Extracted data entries
-=-=-
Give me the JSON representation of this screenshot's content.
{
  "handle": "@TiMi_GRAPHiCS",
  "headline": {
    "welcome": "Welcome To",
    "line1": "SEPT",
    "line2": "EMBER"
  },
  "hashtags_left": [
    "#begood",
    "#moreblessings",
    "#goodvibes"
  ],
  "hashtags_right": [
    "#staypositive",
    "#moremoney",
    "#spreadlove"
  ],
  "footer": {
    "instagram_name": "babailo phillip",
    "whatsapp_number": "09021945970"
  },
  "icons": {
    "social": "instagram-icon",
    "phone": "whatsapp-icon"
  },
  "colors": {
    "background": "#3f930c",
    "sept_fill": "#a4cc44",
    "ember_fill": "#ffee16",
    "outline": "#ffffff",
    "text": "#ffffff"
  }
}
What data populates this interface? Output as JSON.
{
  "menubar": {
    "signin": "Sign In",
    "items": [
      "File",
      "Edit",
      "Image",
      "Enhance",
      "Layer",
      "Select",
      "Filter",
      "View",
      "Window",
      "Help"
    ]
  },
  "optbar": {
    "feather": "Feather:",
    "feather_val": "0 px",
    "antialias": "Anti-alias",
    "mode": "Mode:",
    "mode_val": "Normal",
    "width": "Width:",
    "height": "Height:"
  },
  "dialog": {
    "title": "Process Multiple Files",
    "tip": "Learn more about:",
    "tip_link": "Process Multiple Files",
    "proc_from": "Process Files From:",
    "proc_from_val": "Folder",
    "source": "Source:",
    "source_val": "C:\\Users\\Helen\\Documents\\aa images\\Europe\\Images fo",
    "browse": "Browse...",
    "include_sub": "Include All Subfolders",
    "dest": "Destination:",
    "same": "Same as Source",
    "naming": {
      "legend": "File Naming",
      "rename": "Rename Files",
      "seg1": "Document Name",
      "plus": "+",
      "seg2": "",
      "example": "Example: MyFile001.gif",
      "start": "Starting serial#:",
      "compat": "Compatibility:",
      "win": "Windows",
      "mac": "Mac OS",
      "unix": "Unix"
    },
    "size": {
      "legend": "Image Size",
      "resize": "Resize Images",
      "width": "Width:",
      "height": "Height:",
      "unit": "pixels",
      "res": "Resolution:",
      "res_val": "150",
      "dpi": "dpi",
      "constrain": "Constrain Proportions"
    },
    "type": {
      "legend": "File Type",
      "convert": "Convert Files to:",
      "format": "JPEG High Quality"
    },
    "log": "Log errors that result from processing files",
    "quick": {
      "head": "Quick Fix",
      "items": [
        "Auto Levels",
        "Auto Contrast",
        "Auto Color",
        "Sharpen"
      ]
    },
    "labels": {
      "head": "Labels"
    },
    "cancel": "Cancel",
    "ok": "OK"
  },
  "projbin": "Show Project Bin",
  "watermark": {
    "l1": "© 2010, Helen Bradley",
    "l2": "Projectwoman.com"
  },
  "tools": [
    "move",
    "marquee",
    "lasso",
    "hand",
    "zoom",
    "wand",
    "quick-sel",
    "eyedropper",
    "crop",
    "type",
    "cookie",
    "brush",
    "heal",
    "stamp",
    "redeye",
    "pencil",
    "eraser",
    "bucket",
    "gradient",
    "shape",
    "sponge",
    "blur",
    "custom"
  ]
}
-=-=-
■ REQUIRED WORK
Identify the lines in the entries above that contain "this", then copy them out.

■ CORRECT RESPONSE
Give me the JSON representation of this screenshot's content.
What data populates this interface? Output as JSON.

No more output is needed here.